▶ TASK DETAILS
Determine which lines of the records include the word "yongʻinlar", and copy them.

** begin RECORDS SUPPLIED **

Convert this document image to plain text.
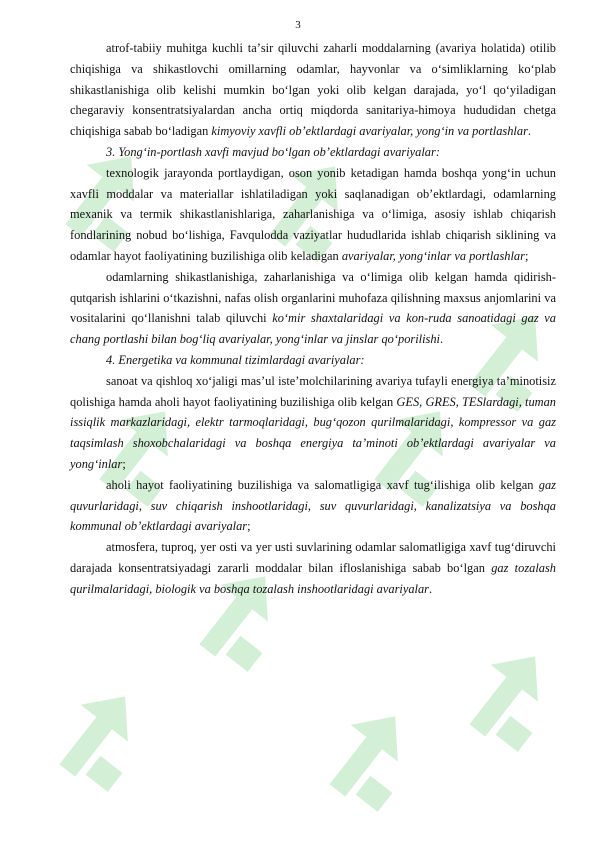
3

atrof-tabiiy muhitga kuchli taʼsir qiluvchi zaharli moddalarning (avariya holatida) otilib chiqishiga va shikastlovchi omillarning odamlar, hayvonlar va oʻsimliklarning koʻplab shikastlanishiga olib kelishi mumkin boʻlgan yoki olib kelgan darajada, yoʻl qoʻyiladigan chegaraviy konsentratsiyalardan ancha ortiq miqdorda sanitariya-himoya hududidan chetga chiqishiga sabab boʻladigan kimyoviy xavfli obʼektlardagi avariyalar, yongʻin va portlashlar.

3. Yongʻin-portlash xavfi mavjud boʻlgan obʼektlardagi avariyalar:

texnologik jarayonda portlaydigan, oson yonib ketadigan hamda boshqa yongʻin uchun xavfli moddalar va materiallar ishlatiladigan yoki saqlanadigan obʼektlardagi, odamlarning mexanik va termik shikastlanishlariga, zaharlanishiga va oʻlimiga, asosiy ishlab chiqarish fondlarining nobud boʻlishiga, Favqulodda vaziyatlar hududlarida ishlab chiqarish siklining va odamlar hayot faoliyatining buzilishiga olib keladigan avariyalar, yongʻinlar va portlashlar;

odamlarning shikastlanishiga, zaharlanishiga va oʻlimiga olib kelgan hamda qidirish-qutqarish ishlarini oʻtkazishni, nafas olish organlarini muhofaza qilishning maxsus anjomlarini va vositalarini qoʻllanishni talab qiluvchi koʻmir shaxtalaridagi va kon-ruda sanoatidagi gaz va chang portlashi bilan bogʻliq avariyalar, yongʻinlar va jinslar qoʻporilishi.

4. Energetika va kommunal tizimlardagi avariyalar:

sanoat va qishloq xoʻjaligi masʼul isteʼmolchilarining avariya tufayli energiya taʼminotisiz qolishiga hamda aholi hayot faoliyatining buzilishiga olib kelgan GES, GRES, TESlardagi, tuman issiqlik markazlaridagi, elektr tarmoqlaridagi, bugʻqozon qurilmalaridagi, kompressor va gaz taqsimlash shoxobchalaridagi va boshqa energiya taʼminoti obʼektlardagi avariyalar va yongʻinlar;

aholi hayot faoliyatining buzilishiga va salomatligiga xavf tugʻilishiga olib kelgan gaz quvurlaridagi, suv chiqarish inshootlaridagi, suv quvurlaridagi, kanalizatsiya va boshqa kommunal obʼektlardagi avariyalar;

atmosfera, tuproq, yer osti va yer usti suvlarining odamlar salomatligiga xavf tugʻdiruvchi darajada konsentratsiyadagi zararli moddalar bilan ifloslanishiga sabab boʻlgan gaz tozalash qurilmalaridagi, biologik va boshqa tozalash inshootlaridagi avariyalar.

** end RECORDS SUPPLIED **

▶ THE RESPONSE
texnologik jarayonda portlaydigan, oson yonib ketadigan hamda boshqa yongʻin uchun xavfli moddalar va materiallar ishlatiladigan yoki saqlanadigan obʼektlardagi, odamlarning mexanik va termik shikastlanishlariga, zaharlanishiga va oʻlimiga, asosiy ishlab chiqarish fondlarining nobud boʻlishiga, Favqulodda vaziyatlar hududlarida ishlab chiqarish siklining va odamlar hayot faoliyatining buzilishiga olib keladigan avariyalar, yongʻinlar va portlashlar;
odamlarning shikastlanishiga, zaharlanishiga va oʻlimiga olib kelgan hamda qidirish-qutqarish ishlarini oʻtkazishni, nafas olish organlarini muhofaza qilishning maxsus anjomlarini va vositalarini qoʻllanishni talab qiluvchi koʻmir shaxtalaridagi va kon-ruda sanoatidagi gaz va chang portlashi bilan bogʻliq avariyalar, yongʻinlar va jinslar qoʻporilishi.
sanoat va qishloq xoʻjaligi masʼul isteʼmolchilarining avariya tufayli energiya taʼminotisiz qolishiga hamda aholi hayot faoliyatining buzilishiga olib kelgan GES, GRES, TESlardagi, tuman issiqlik markazlaridagi, elektr tarmoqlaridagi, bugʻqozon qurilmalaridagi, kompressor va gaz taqsimlash shoxobchalaridagi va boshqa energiya taʼminoti obʼektlardagi avariyalar va yongʻinlar;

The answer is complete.